─── PROVIDED RECORDS ───

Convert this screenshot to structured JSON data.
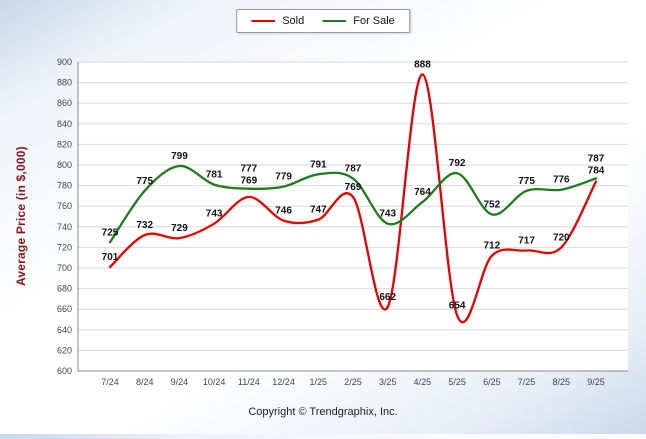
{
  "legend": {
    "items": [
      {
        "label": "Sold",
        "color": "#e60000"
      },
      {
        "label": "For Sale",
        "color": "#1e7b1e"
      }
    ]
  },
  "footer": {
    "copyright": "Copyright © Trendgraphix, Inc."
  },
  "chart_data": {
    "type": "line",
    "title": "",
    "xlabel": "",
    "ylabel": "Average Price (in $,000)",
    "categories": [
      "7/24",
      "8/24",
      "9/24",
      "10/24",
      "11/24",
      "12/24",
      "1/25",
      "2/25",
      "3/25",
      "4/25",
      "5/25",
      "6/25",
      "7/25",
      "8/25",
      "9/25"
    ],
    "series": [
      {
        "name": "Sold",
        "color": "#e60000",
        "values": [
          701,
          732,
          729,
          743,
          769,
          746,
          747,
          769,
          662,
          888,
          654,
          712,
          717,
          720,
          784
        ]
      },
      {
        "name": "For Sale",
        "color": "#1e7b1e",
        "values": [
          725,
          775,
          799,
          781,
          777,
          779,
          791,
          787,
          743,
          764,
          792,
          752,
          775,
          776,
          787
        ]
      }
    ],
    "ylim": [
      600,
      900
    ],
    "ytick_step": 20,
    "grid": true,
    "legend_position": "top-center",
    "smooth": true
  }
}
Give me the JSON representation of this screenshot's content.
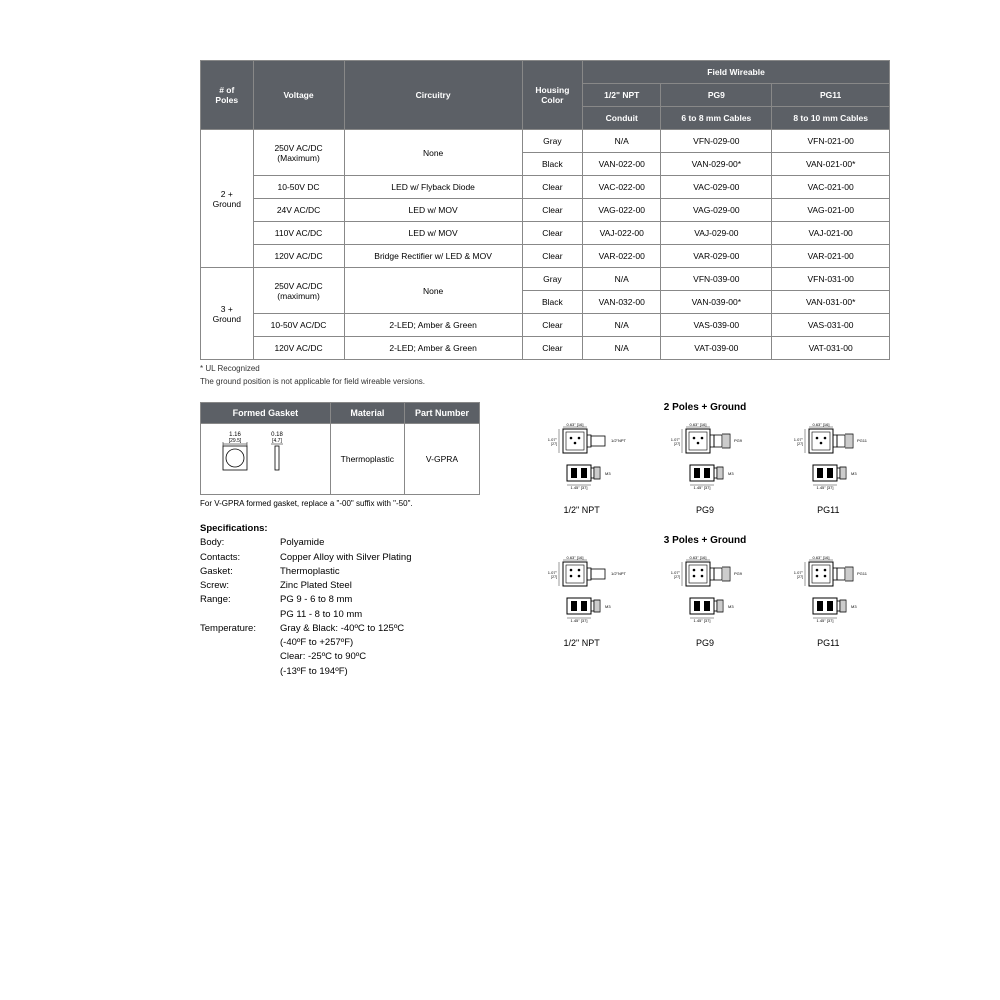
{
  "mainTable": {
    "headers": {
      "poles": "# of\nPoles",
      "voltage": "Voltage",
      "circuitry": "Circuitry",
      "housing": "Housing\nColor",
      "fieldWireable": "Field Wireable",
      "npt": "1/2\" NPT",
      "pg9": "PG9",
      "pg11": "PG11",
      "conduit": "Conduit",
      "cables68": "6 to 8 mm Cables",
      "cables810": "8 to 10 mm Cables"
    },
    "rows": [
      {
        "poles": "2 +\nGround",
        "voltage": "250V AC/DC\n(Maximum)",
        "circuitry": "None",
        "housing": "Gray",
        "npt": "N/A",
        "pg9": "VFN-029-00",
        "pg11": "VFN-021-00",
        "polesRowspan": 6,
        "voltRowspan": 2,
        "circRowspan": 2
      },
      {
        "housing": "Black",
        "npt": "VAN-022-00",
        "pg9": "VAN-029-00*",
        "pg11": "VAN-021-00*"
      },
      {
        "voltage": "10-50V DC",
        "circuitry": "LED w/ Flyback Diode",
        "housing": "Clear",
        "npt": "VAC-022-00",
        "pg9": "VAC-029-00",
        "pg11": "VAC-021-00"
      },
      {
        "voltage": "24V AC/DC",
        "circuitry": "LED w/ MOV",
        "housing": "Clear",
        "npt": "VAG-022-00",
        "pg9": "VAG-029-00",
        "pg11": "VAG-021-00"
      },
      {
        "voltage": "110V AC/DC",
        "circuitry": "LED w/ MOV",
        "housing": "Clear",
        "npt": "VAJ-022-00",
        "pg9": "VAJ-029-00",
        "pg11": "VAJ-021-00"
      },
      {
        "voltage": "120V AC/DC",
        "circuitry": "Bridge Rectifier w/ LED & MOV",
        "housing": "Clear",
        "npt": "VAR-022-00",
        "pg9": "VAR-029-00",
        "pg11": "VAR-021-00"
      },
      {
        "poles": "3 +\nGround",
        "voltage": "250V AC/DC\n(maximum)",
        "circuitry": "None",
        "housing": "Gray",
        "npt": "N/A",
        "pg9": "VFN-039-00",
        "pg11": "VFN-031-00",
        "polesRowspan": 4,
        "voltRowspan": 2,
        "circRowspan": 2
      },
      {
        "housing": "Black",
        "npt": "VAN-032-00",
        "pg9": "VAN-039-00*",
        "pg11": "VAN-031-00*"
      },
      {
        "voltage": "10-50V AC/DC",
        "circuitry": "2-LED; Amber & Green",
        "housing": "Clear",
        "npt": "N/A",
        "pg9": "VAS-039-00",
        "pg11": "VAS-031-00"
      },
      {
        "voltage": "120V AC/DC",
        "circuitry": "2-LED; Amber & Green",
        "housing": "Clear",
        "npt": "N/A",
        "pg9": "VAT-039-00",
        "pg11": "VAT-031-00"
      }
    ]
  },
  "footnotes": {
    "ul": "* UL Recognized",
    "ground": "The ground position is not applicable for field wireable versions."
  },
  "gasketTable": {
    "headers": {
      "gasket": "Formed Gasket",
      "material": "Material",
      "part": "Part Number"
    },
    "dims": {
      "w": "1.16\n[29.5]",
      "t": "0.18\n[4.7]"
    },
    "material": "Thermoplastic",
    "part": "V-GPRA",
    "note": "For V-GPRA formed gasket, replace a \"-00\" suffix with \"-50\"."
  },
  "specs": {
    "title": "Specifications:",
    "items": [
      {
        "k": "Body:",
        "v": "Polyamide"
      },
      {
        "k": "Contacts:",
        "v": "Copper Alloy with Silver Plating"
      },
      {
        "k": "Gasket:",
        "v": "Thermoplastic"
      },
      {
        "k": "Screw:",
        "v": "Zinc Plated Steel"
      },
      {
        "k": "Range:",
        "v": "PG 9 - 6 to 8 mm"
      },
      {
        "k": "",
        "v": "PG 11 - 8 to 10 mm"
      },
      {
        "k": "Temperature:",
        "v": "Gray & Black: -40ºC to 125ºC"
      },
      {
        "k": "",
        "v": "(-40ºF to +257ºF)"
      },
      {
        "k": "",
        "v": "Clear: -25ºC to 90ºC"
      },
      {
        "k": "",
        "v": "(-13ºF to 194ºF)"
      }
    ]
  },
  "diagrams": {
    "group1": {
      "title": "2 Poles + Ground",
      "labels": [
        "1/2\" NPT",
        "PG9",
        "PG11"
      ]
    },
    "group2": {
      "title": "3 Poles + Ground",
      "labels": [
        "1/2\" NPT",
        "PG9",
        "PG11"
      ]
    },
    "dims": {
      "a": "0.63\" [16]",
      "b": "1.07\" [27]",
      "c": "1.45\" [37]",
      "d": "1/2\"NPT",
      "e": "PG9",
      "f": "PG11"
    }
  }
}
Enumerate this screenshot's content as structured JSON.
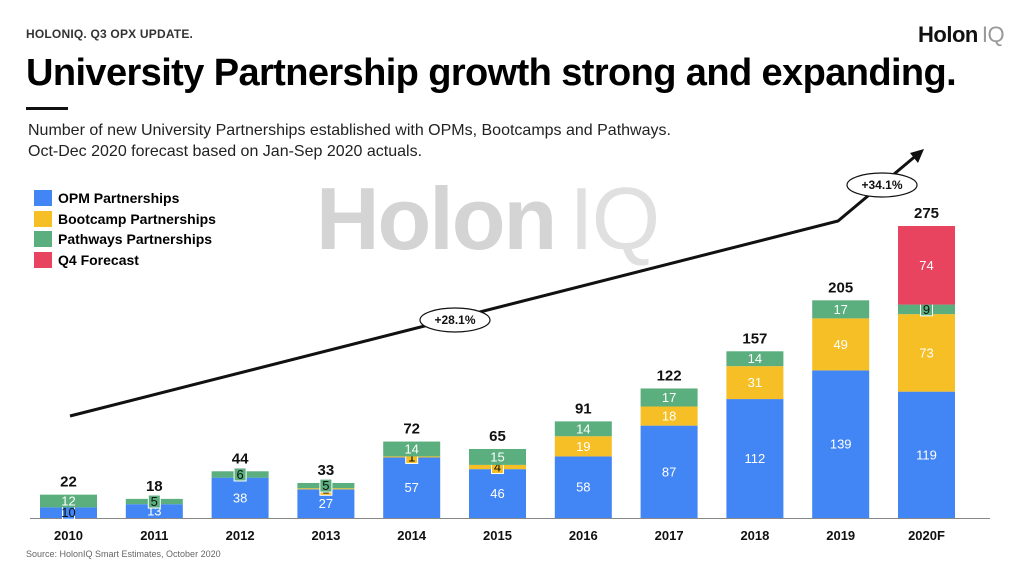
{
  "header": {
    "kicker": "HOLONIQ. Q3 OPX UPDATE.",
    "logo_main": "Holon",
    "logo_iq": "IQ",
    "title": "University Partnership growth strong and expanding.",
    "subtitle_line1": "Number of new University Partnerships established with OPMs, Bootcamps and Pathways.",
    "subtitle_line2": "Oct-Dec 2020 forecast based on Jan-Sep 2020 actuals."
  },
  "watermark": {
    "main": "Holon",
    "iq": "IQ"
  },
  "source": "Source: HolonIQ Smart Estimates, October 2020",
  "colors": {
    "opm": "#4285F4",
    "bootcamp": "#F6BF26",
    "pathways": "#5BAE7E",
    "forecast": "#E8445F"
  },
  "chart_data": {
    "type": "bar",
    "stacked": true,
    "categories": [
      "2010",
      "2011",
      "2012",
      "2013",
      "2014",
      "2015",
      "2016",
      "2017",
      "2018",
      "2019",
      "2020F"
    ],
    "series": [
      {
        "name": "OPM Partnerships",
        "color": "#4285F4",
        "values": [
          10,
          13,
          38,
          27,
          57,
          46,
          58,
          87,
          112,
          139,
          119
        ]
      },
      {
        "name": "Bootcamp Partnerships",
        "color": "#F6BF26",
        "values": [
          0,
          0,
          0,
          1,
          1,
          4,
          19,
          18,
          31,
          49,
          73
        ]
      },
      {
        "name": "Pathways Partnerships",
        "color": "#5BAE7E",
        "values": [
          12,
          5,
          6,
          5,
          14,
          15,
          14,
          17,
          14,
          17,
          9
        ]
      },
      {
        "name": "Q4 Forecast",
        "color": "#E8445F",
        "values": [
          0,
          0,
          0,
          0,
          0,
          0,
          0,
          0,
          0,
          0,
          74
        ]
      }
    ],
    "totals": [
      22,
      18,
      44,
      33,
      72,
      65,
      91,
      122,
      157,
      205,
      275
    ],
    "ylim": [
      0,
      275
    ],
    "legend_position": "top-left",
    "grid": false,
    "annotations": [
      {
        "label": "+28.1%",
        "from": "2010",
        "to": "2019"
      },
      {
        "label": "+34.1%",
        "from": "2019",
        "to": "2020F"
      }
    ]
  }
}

───

■ **WRITTEN REQUEST**:
Whichever lines contain the string "University", select and copy them.

■ **FINISHED TASK**:
    "title": "University Partnership growth strong and expanding.",
    "subtitle_line1": "Number of new University Partnerships established with OPMs, Bootcamps and Pathways.",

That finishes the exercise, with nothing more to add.